Structured figure records:
*****

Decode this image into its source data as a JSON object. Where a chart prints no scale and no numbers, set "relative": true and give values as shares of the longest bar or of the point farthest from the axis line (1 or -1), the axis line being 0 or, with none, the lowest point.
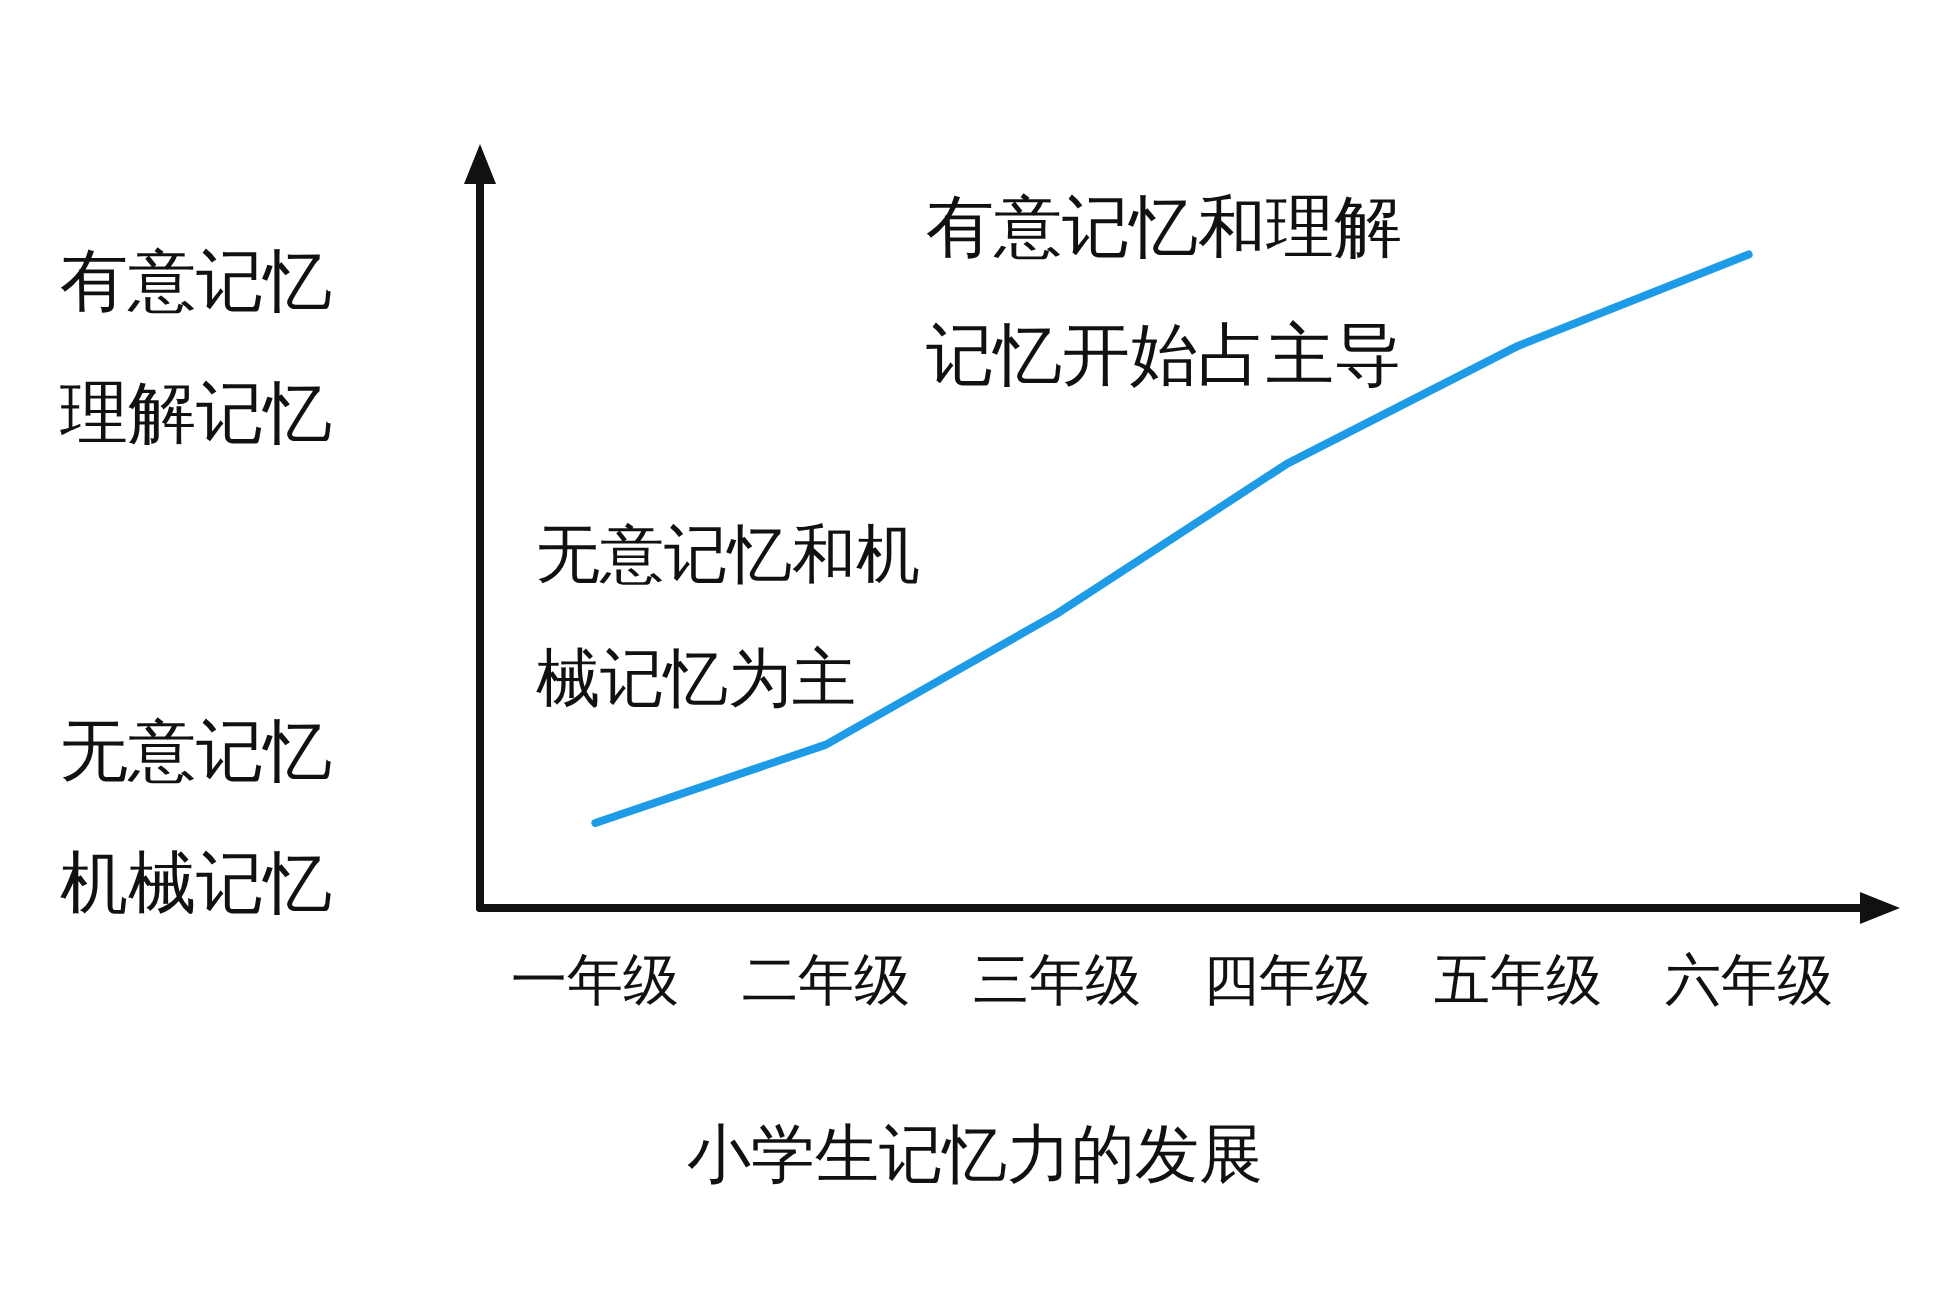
{
  "chart_data": {
    "type": "line",
    "title": "小学生记忆力的发展",
    "categories": [
      "一年级",
      "二年级",
      "三年级",
      "四年级",
      "五年级",
      "六年级"
    ],
    "series": [
      {
        "color": "#1e9be6",
        "values": [
          0.13,
          0.25,
          0.45,
          0.68,
          0.86,
          1
        ]
      }
    ],
    "relative": true,
    "tick_labels": "x",
    "grid": false,
    "marker": "none",
    "annotations": [
      "有意记忆理解记忆",
      "无意记忆机械记忆",
      "无意记忆和机械记忆为主",
      "有意记忆和理解记忆开始占主导"
    ]
  }
}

*****

• _TASK_
Exclude all images and restate the records above word for word.

• _SOLVED EXERCISE_
Decode this image into its source data as a JSON object. Where a chart prints no scale and no numbers, set "relative": true and give values as shares of the longest bar or of the point farthest from the axis line (1 or -1), the axis line being 0 or, with none, the lowest point.
{
  "chart_data": {
    "type": "line",
    "title": "小学生记忆力的发展",
    "categories": [
      "一年级",
      "二年级",
      "三年级",
      "四年级",
      "五年级",
      "六年级"
    ],
    "series": [
      {
        "color": "#1e9be6",
        "values": [
          0.13,
          0.25,
          0.45,
          0.68,
          0.86,
          1
        ]
      }
    ],
    "relative": true,
    "tick_labels": "x",
    "grid": false,
    "marker": "none",
    "annotations": [
      "有意记忆理解记忆",
      "无意记忆机械记忆",
      "无意记忆和机械记忆为主",
      "有意记忆和理解记忆开始占主导"
    ]
  }
}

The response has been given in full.